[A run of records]

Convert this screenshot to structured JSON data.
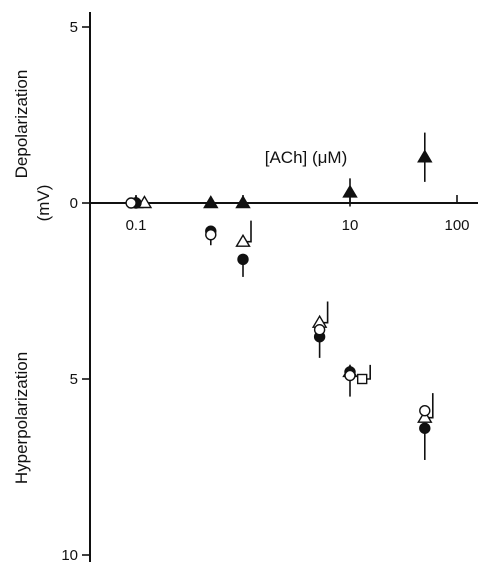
{
  "chart_data": {
    "type": "scatter",
    "title": "",
    "xlabel": "[ACh] (μM)",
    "ylabel_upper": "Depolarization",
    "ylabel_lower": "Hyperpolarization",
    "ylabel_unit": "(mV)",
    "x_scale": "log",
    "xlim": [
      0.05,
      100
    ],
    "ylim": [
      -10,
      5
    ],
    "x_ticks": [
      {
        "value": 0.1,
        "label": "0.1"
      },
      {
        "value": 10,
        "label": "10"
      },
      {
        "value": 100,
        "label": "100"
      }
    ],
    "x_minor_ticks": [
      1
    ],
    "y_ticks": [
      {
        "value": 5,
        "label": "5"
      },
      {
        "value": 0,
        "label": "0"
      },
      {
        "value": -5,
        "label": "5"
      },
      {
        "value": -10,
        "label": "10"
      }
    ],
    "grid": false,
    "series": [
      {
        "marker": "filled-triangle",
        "points": [
          {
            "x": 0.1,
            "y": 0.0,
            "err": 0
          },
          {
            "x": 0.5,
            "y": 0.0,
            "err": 0
          },
          {
            "x": 1.0,
            "y": 0.0,
            "err": 0
          },
          {
            "x": 10,
            "y": 0.3,
            "err": 0.4
          },
          {
            "x": 50,
            "y": 1.3,
            "err": 0.7
          },
          {
            "x": 10,
            "y": -4.8,
            "err": 0
          }
        ]
      },
      {
        "marker": "open-triangle",
        "points": [
          {
            "x": 0.12,
            "y": 0.0,
            "err": 0
          },
          {
            "x": 1.0,
            "y": -1.1,
            "err": 0.6
          },
          {
            "x": 5.2,
            "y": -3.4,
            "err": 0.6
          },
          {
            "x": 50,
            "y": -6.1,
            "err": 0.7
          }
        ]
      },
      {
        "marker": "filled-circle",
        "points": [
          {
            "x": 0.1,
            "y": 0.0,
            "err": 0
          },
          {
            "x": 0.5,
            "y": -0.8,
            "err": 0.4
          },
          {
            "x": 1.0,
            "y": -1.6,
            "err": 0.5
          },
          {
            "x": 5.2,
            "y": -3.8,
            "err": 0.6
          },
          {
            "x": 10,
            "y": -4.8,
            "err": 0.7
          },
          {
            "x": 50,
            "y": -6.4,
            "err": 0.9
          }
        ]
      },
      {
        "marker": "open-circle",
        "points": [
          {
            "x": 0.09,
            "y": 0.0,
            "err": 0
          },
          {
            "x": 0.5,
            "y": -0.9,
            "err": 0
          },
          {
            "x": 5.2,
            "y": -3.6,
            "err": 0
          },
          {
            "x": 10,
            "y": -4.9,
            "err": 0
          },
          {
            "x": 50,
            "y": -5.9,
            "err": 0
          }
        ]
      },
      {
        "marker": "open-square",
        "points": [
          {
            "x": 13,
            "y": -5.0,
            "err": 0.4
          }
        ]
      }
    ]
  }
}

## GIVEN PROBLEM
Look over the records above and copy each line that includes the string "filled".

## THE RESULT
        "marker": "filled-triangle",
        "marker": "filled-circle",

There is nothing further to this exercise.